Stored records

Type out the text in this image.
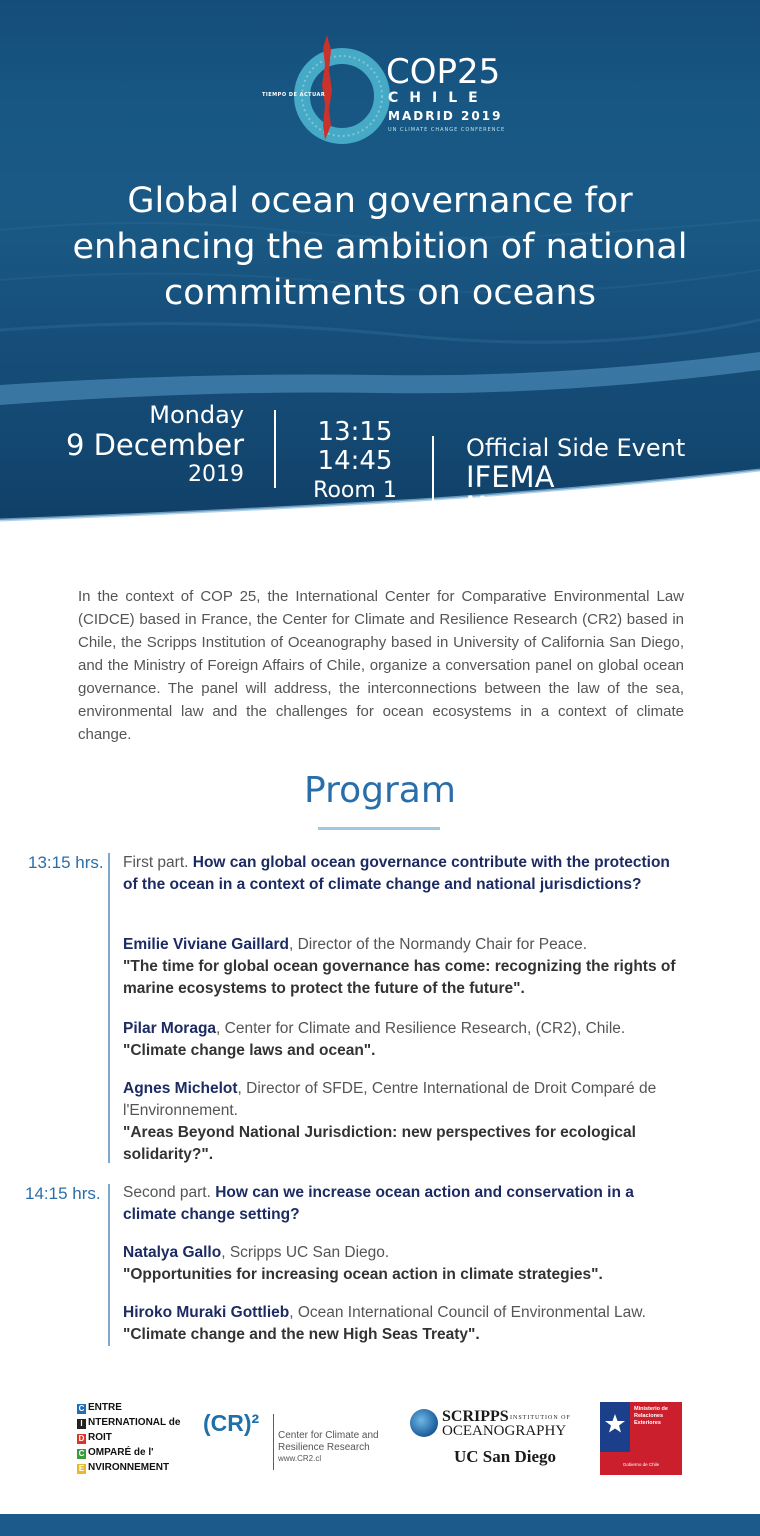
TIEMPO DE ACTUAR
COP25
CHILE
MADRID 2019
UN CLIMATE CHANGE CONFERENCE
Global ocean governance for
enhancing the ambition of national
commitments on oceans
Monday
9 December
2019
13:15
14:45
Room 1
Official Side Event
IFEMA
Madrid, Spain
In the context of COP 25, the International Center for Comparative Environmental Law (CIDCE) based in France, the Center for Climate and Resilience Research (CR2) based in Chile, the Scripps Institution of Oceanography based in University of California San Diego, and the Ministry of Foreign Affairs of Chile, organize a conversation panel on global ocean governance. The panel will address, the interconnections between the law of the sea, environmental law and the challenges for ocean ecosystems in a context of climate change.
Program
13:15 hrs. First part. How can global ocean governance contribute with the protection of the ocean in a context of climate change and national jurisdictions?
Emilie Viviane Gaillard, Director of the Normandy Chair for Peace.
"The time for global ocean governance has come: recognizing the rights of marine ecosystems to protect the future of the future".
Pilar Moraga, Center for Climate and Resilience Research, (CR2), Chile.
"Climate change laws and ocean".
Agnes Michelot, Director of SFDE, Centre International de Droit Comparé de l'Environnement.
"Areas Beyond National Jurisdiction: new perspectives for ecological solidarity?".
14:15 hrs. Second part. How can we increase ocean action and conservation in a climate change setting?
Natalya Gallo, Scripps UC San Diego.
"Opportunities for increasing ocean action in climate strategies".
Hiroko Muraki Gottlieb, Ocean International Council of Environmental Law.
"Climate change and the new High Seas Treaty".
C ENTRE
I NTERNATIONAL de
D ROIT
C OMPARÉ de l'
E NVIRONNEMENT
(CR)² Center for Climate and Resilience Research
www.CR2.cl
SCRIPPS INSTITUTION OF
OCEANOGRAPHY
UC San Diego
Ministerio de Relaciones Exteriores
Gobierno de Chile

§ **Task statement**: Look through the entries and find each line that has the string "Director". Copy those lines.

§ **Result**:
Emilie Viviane Gaillard, Director of the Normandy Chair for Peace.
Agnes Michelot, Director of SFDE, Centre International de Droit Comparé de l'Environnement.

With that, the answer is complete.